- What you should do -
Read the lines that follow and pick out every one containing the word "正确的是".

- Exercise inputs -
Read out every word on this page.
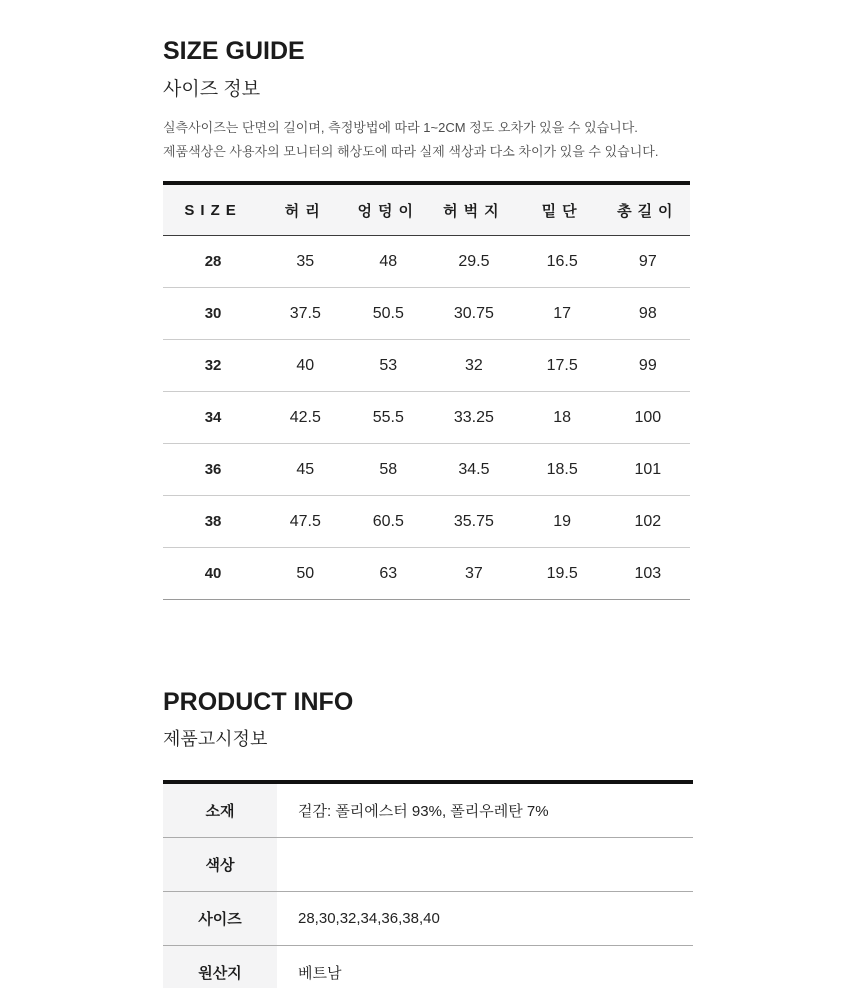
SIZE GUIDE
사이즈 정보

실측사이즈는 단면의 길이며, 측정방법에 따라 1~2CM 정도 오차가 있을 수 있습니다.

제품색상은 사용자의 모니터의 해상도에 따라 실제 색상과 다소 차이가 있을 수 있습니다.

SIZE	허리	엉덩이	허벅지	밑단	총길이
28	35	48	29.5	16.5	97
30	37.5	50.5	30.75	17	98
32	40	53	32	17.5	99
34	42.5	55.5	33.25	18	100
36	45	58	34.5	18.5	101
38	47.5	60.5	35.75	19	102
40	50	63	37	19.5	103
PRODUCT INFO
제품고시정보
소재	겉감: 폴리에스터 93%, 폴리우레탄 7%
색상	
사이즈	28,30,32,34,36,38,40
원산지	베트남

==

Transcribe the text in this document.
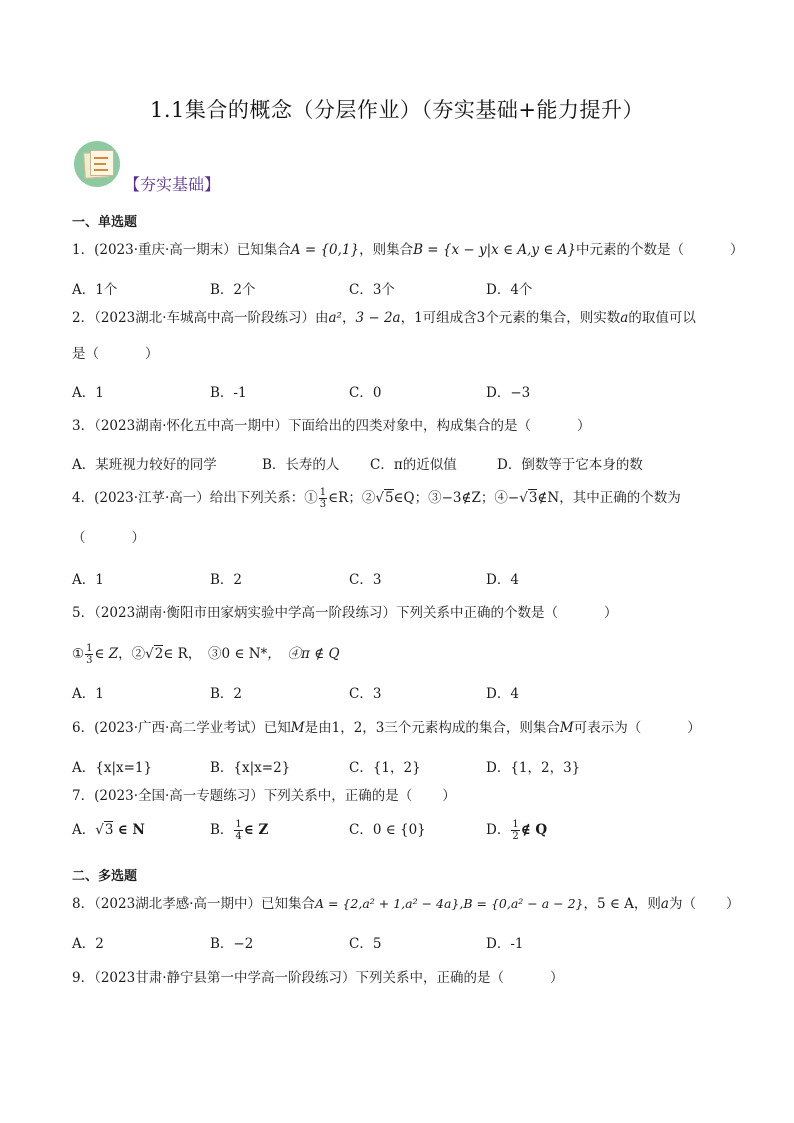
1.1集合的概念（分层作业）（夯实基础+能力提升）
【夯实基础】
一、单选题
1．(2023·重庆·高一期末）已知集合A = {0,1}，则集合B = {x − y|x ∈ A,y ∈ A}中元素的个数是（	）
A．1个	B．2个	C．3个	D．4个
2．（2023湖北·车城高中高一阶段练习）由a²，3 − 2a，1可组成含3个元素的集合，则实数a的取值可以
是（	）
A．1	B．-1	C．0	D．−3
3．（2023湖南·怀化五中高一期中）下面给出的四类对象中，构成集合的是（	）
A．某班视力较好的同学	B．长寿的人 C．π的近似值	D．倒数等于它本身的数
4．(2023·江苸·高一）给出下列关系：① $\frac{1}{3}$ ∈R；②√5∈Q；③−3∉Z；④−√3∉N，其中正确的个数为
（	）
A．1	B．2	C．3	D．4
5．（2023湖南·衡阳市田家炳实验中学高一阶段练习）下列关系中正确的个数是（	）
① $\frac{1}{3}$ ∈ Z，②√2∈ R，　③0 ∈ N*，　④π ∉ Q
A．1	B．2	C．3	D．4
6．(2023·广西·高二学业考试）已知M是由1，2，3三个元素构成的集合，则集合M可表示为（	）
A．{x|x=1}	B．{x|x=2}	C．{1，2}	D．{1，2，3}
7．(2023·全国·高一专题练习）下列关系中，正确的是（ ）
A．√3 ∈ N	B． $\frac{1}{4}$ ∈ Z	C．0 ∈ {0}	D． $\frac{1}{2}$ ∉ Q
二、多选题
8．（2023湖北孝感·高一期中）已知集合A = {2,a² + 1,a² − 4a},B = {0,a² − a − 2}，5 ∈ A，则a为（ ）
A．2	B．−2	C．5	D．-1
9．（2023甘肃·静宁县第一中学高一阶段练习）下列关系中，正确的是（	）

- Reply -
7．(2023·全国·高一专题练习）下列关系中，正确的是（ ）
9．（2023甘肃·静宁县第一中学高一阶段练习）下列关系中，正确的是（	）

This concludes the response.